Rows from a figure dataset:
——
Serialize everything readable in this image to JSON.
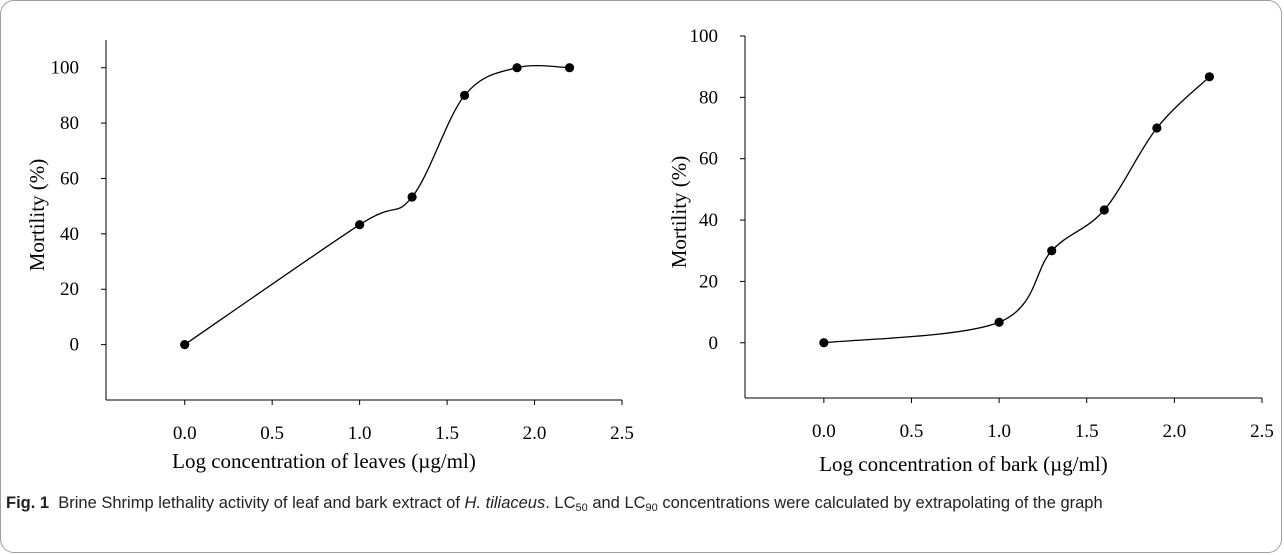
{
  "chart_data": [
    {
      "type": "line",
      "xlabel": "Log concentration of leaves (µg/ml)",
      "ylabel": "Mortility (%)",
      "xlim": [
        -0.45,
        2.5
      ],
      "ylim": [
        -20,
        110
      ],
      "xticks": [
        "0.0",
        "0.5",
        "1.0",
        "1.5",
        "2.0",
        "2.5"
      ],
      "xtick_values": [
        0,
        0.5,
        1,
        1.5,
        2,
        2.5
      ],
      "yticks": [
        "0",
        "20",
        "40",
        "60",
        "80",
        "100"
      ],
      "ytick_values": [
        0,
        20,
        40,
        60,
        80,
        100
      ],
      "smooth": true,
      "grid": false,
      "series": [
        {
          "x": [
            0,
            1,
            1.3,
            1.6,
            1.9,
            2.2
          ],
          "y": [
            0,
            43.3,
            53.3,
            90,
            100,
            100
          ]
        }
      ]
    },
    {
      "type": "line",
      "xlabel": "Log concentration of bark (µg/ml)",
      "ylabel": "Mortility (%)",
      "xlim": [
        -0.45,
        2.5
      ],
      "ylim": [
        -18,
        100
      ],
      "xticks": [
        "0.0",
        "0.5",
        "1.0",
        "1.5",
        "2.0",
        "2.5"
      ],
      "xtick_values": [
        0,
        0.5,
        1,
        1.5,
        2,
        2.5
      ],
      "yticks": [
        "0",
        "20",
        "40",
        "60",
        "80",
        "100"
      ],
      "ytick_values": [
        0,
        20,
        40,
        60,
        80,
        100
      ],
      "smooth": true,
      "grid": false,
      "series": [
        {
          "x": [
            0,
            1,
            1.3,
            1.6,
            1.9,
            2.2
          ],
          "y": [
            0,
            6.7,
            30,
            43.3,
            70,
            86.7
          ]
        }
      ]
    }
  ],
  "caption": {
    "fig_label": "Fig. 1",
    "text_1": "Brine Shrimp lethality activity of leaf and bark extract of ",
    "species": "H. tiliaceus",
    "text_2": ". LC",
    "sub_1": "50",
    "text_3": " and LC",
    "sub_2": "90",
    "text_4": " concentrations were calculated by extrapolating of the graph"
  }
}
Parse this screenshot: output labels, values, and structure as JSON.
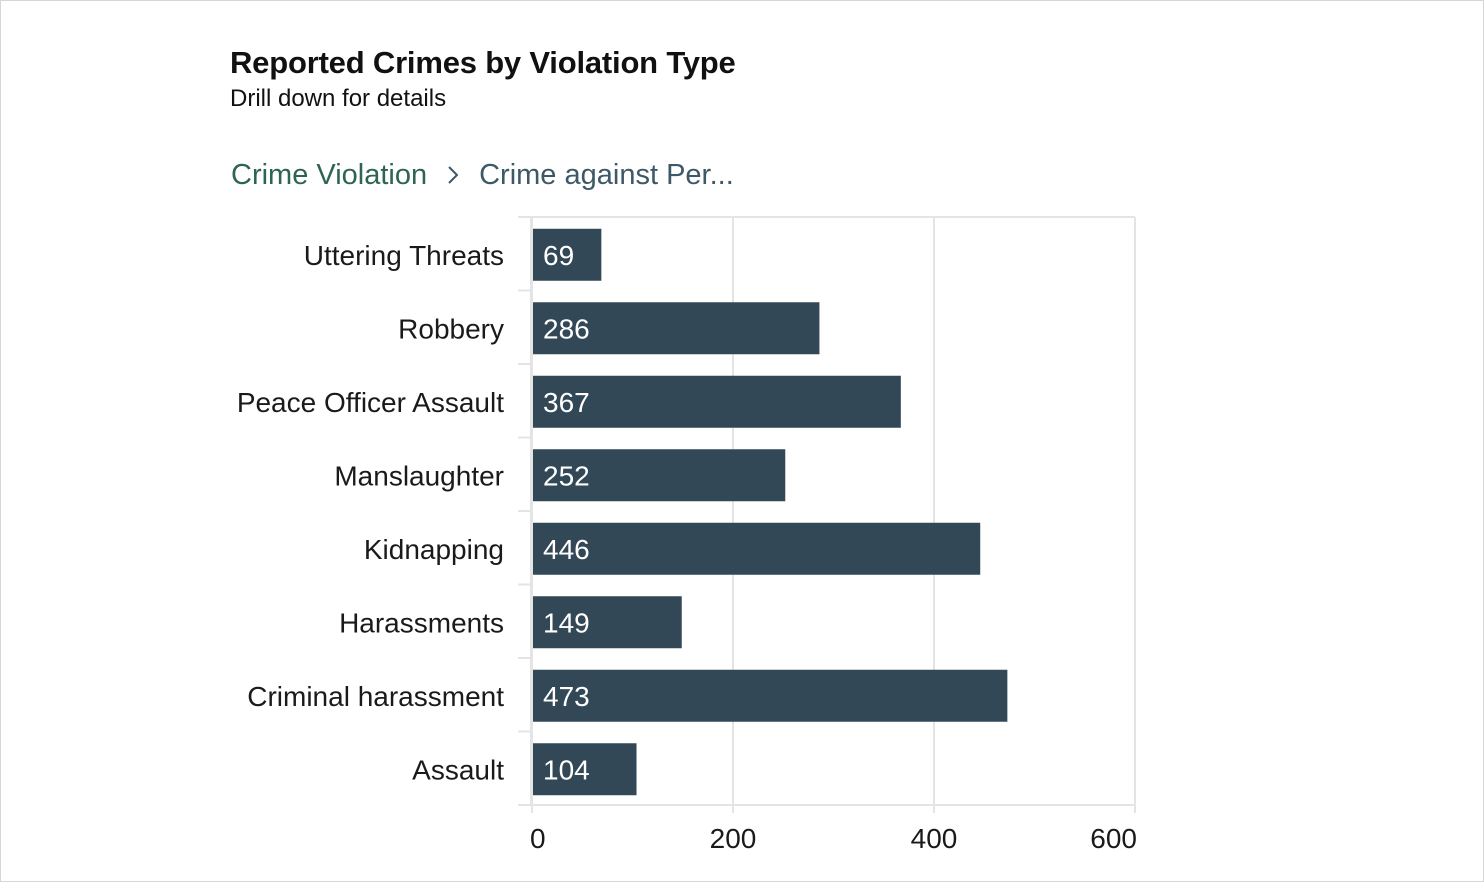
{
  "header": {
    "title": "Reported Crimes by Violation Type",
    "subtitle": "Drill down for details"
  },
  "breadcrumb": {
    "root": "Crime Violation",
    "current": "Crime against Per..."
  },
  "colors": {
    "bar": "#334857",
    "grid": "#e4e4e4",
    "crumb_link": "#2e6455"
  },
  "chart_data": {
    "type": "bar",
    "orientation": "horizontal",
    "title": "Reported Crimes by Violation Type",
    "subtitle": "Drill down for details",
    "categories": [
      "Uttering Threats",
      "Robbery",
      "Peace Officer Assault",
      "Manslaughter",
      "Kidnapping",
      "Harassments",
      "Criminal harassment",
      "Assault"
    ],
    "values": [
      69,
      286,
      367,
      252,
      446,
      149,
      473,
      104
    ],
    "xlim": [
      0,
      600
    ],
    "xticks": [
      0,
      200,
      400,
      600
    ],
    "data_labels": true,
    "grid": true,
    "legend": "none"
  }
}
——
**Task instructions:**
Quote the preceding records in their entirety, excluding every picture.

**Reply to the task:**
Serialize everything readable in this image to JSON.
{
  "chart_data": [
    {
      "type": "line",
      "xlabel": "Log concentration of leaves (µg/ml)",
      "ylabel": "Mortility (%)",
      "xlim": [
        -0.45,
        2.5
      ],
      "ylim": [
        -20,
        110
      ],
      "xticks": [
        "0.0",
        "0.5",
        "1.0",
        "1.5",
        "2.0",
        "2.5"
      ],
      "xtick_values": [
        0,
        0.5,
        1,
        1.5,
        2,
        2.5
      ],
      "yticks": [
        "0",
        "20",
        "40",
        "60",
        "80",
        "100"
      ],
      "ytick_values": [
        0,
        20,
        40,
        60,
        80,
        100
      ],
      "smooth": true,
      "grid": false,
      "series": [
        {
          "x": [
            0,
            1,
            1.3,
            1.6,
            1.9,
            2.2
          ],
          "y": [
            0,
            43.3,
            53.3,
            90,
            100,
            100
          ]
        }
      ]
    },
    {
      "type": "line",
      "xlabel": "Log concentration of bark (µg/ml)",
      "ylabel": "Mortility (%)",
      "xlim": [
        -0.45,
        2.5
      ],
      "ylim": [
        -18,
        100
      ],
      "xticks": [
        "0.0",
        "0.5",
        "1.0",
        "1.5",
        "2.0",
        "2.5"
      ],
      "xtick_values": [
        0,
        0.5,
        1,
        1.5,
        2,
        2.5
      ],
      "yticks": [
        "0",
        "20",
        "40",
        "60",
        "80",
        "100"
      ],
      "ytick_values": [
        0,
        20,
        40,
        60,
        80,
        100
      ],
      "smooth": true,
      "grid": false,
      "series": [
        {
          "x": [
            0,
            1,
            1.3,
            1.6,
            1.9,
            2.2
          ],
          "y": [
            0,
            6.7,
            30,
            43.3,
            70,
            86.7
          ]
        }
      ]
    }
  ],
  "caption": {
    "fig_label": "Fig. 1",
    "text_1": "Brine Shrimp lethality activity of leaf and bark extract of ",
    "species": "H. tiliaceus",
    "text_2": ". LC",
    "sub_1": "50",
    "text_3": " and LC",
    "sub_2": "90",
    "text_4": " concentrations were calculated by extrapolating of the graph"
  }
}
Parse this screenshot: output labels, values, and structure as JSON.
{
  "header": {
    "title": "Reported Crimes by Violation Type",
    "subtitle": "Drill down for details"
  },
  "breadcrumb": {
    "root": "Crime Violation",
    "current": "Crime against Per..."
  },
  "colors": {
    "bar": "#334857",
    "grid": "#e4e4e4",
    "crumb_link": "#2e6455"
  },
  "chart_data": {
    "type": "bar",
    "orientation": "horizontal",
    "title": "Reported Crimes by Violation Type",
    "subtitle": "Drill down for details",
    "categories": [
      "Uttering Threats",
      "Robbery",
      "Peace Officer Assault",
      "Manslaughter",
      "Kidnapping",
      "Harassments",
      "Criminal harassment",
      "Assault"
    ],
    "values": [
      69,
      286,
      367,
      252,
      446,
      149,
      473,
      104
    ],
    "xlim": [
      0,
      600
    ],
    "xticks": [
      0,
      200,
      400,
      600
    ],
    "data_labels": true,
    "grid": true,
    "legend": "none"
  }
}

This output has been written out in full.